### Problem requirements
Please state how many lines in the records contain the string "Создаем", with no words besides the number.

### Provided entries
· · · · · · ·

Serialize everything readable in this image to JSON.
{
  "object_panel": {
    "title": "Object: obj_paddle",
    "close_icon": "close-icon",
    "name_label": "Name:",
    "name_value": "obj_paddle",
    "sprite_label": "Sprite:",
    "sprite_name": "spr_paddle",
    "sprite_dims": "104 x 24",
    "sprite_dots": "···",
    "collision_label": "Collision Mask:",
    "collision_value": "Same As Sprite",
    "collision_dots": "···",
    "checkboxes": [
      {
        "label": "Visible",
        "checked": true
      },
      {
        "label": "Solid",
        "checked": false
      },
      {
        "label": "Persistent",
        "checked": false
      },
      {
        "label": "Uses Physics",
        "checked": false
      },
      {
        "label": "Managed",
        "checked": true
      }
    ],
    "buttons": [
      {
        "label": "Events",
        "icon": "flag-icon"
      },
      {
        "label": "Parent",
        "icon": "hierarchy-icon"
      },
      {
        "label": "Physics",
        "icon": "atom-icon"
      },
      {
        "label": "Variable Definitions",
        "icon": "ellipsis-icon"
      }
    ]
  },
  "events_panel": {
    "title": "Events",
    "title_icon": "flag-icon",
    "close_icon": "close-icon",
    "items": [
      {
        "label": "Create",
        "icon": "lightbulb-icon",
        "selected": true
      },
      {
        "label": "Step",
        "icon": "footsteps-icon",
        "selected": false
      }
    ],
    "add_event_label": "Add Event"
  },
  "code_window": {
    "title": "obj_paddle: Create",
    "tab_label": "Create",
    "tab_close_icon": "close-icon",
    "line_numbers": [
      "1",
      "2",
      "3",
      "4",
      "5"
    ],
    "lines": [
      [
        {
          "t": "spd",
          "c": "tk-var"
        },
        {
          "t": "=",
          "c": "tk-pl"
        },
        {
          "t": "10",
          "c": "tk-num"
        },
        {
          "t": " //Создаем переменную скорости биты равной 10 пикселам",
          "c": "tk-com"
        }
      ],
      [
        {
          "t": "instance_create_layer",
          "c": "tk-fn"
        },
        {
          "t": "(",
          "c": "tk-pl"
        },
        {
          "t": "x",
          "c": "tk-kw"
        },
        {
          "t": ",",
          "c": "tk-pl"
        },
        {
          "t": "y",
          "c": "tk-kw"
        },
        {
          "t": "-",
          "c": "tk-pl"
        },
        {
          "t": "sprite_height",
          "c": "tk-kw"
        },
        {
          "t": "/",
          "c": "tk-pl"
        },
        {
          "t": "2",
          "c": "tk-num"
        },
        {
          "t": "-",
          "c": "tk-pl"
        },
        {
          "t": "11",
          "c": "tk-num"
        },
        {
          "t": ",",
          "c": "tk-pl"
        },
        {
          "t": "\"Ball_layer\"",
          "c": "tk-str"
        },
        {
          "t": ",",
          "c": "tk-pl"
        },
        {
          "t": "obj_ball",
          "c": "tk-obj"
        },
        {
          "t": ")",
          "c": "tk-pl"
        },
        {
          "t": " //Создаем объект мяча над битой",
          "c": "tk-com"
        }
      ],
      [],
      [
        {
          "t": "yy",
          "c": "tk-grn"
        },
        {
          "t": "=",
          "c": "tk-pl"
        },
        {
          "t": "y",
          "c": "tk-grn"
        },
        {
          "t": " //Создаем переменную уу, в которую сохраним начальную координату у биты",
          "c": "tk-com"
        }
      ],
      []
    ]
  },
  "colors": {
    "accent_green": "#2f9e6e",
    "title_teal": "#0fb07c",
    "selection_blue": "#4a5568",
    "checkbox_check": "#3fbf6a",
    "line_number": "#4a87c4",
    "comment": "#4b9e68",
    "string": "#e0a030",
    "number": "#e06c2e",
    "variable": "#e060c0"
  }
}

· · · · · · ·

### Written answer
3